**** Data entries ****
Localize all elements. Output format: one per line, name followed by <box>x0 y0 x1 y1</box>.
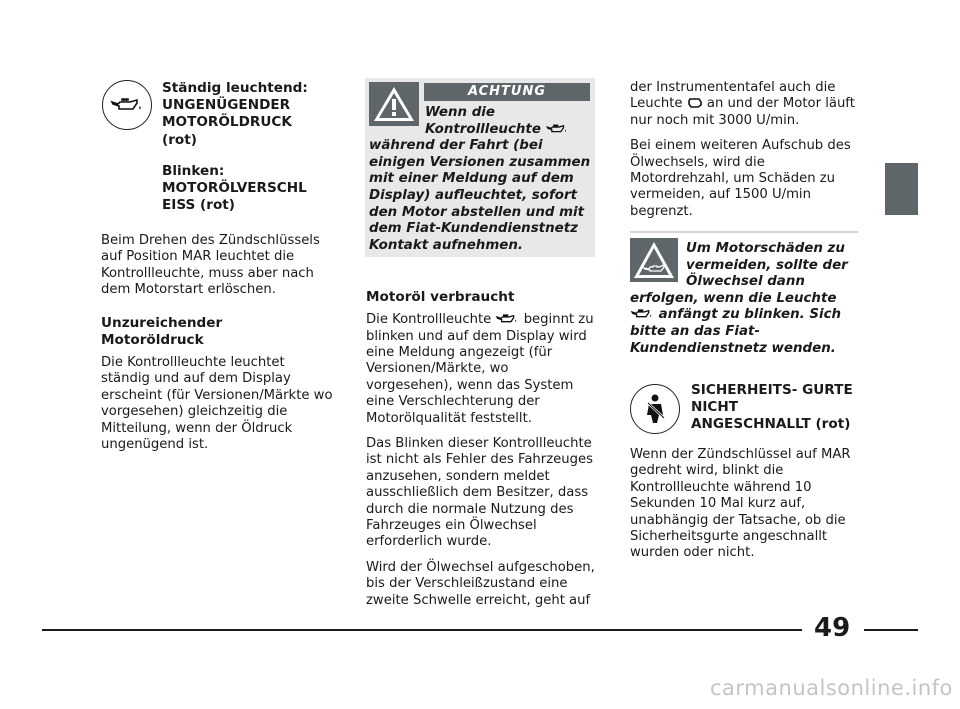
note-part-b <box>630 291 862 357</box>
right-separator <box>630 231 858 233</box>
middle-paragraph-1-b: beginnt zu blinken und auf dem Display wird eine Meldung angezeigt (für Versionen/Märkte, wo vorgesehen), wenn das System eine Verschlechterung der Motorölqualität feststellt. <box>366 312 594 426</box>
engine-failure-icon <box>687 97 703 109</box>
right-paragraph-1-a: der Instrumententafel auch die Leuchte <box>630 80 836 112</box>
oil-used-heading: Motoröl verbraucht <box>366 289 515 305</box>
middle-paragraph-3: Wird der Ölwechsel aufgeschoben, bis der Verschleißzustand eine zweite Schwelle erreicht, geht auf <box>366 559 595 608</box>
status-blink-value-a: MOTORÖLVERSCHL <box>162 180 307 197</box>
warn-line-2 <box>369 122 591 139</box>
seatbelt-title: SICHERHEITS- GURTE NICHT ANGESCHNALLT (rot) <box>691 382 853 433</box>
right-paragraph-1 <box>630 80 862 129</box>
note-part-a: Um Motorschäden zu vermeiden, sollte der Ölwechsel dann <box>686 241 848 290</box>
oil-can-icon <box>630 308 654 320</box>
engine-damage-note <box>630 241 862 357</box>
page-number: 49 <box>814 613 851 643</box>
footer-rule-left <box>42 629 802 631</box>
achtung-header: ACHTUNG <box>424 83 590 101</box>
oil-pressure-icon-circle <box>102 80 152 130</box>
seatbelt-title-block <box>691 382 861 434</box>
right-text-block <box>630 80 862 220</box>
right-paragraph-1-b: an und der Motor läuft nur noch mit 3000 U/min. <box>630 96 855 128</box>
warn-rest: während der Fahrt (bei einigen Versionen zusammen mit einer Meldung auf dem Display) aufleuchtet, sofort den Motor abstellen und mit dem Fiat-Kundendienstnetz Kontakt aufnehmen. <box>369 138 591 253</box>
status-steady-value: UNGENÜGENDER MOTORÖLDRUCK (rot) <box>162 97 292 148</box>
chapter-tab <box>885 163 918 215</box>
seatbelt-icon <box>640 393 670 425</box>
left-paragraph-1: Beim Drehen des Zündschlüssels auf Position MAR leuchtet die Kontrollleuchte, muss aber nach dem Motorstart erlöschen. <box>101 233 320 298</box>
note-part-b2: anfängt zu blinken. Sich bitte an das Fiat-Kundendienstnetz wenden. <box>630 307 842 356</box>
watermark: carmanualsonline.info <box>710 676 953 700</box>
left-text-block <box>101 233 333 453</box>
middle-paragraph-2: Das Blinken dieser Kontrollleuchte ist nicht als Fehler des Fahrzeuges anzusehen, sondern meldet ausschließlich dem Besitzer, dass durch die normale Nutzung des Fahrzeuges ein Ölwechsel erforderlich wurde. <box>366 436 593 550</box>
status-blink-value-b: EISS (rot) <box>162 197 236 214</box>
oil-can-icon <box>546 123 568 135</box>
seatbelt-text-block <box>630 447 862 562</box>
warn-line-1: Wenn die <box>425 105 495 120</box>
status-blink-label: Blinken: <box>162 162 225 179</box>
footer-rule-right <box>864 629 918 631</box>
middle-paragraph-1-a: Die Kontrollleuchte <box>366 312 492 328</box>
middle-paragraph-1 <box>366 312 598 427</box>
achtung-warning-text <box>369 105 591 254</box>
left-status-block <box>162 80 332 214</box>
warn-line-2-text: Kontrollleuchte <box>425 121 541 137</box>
****
**Exercise instructions**. Return the listing above line for line without any changes, but leave out the picture.

**Response to the exercise**.
Localize all elements. Output format: one per line, name followed by <box>x0 y0 x1 y1</box>.
note-part-b <box>630 291 862 357</box>
right-separator <box>630 231 858 233</box>
middle-paragraph-1-b: beginnt zu blinken und auf dem Display wird eine Meldung angezeigt (für Versionen/Märkte, wo vorgesehen), wenn das System eine Verschlechterung der Motorölqualität feststellt. <box>366 312 594 426</box>
engine-failure-icon <box>687 97 703 109</box>
right-paragraph-1-a: der Instrumententafel auch die Leuchte <box>630 80 836 112</box>
oil-used-heading: Motoröl verbraucht <box>366 289 515 305</box>
middle-paragraph-3: Wird der Ölwechsel aufgeschoben, bis der Verschleißzustand eine zweite Schwelle erreicht, geht auf <box>366 559 595 608</box>
status-blink-value-a: MOTORÖLVERSCHL <box>162 180 307 197</box>
warn-line-2 <box>369 122 591 139</box>
seatbelt-title: SICHERHEITS- GURTE NICHT ANGESCHNALLT (rot) <box>691 382 853 433</box>
right-paragraph-1 <box>630 80 862 129</box>
note-part-a: Um Motorschäden zu vermeiden, sollte der Ölwechsel dann <box>686 241 848 290</box>
oil-can-icon <box>630 308 654 320</box>
engine-damage-note <box>630 241 862 357</box>
page-number: 49 <box>814 613 851 643</box>
footer-rule-left <box>42 629 802 631</box>
achtung-header: ACHTUNG <box>424 83 590 101</box>
oil-pressure-icon-circle <box>102 80 152 130</box>
seatbelt-title-block <box>691 382 861 434</box>
right-text-block <box>630 80 862 220</box>
right-paragraph-1-b: an und der Motor läuft nur noch mit 3000 U/min. <box>630 96 855 128</box>
warn-rest: während der Fahrt (bei einigen Versionen zusammen mit einer Meldung auf dem Display) aufleuchtet, sofort den Motor abstellen und mit dem Fiat-Kundendienstnetz Kontakt aufnehmen. <box>369 138 591 253</box>
status-steady-value: UNGENÜGENDER MOTORÖLDRUCK (rot) <box>162 97 292 148</box>
chapter-tab <box>885 163 918 215</box>
seatbelt-icon <box>640 393 670 425</box>
left-paragraph-1: Beim Drehen des Zündschlüssels auf Position MAR leuchtet die Kontrollleuchte, muss aber nach dem Motorstart erlöschen. <box>101 233 320 298</box>
note-part-b2: anfängt zu blinken. Sich bitte an das Fiat-Kundendienstnetz wenden. <box>630 307 842 356</box>
watermark: carmanualsonline.info <box>710 676 953 700</box>
left-text-block <box>101 233 333 453</box>
middle-paragraph-2: Das Blinken dieser Kontrollleuchte ist nicht als Fehler des Fahrzeuges anzusehen, sondern meldet ausschließlich dem Besitzer, dass durch die normale Nutzung des Fahrzeuges ein Ölwechsel erforderlich wurde. <box>366 436 593 550</box>
status-blink-value-b: EISS (rot) <box>162 197 236 214</box>
oil-can-icon <box>546 123 568 135</box>
seatbelt-text-block <box>630 447 862 562</box>
warn-line-1: Wenn die <box>425 105 495 120</box>
status-blink-label: Blinken: <box>162 162 225 179</box>
footer-rule-right <box>864 629 918 631</box>
middle-paragraph-1-a: Die Kontrollleuchte <box>366 312 492 328</box>
middle-paragraph-1 <box>366 312 598 427</box>
achtung-warning-text <box>369 105 591 254</box>
left-status-block <box>162 80 332 214</box>
warn-line-2-text: Kontrollleuchte <box>425 121 541 137</box>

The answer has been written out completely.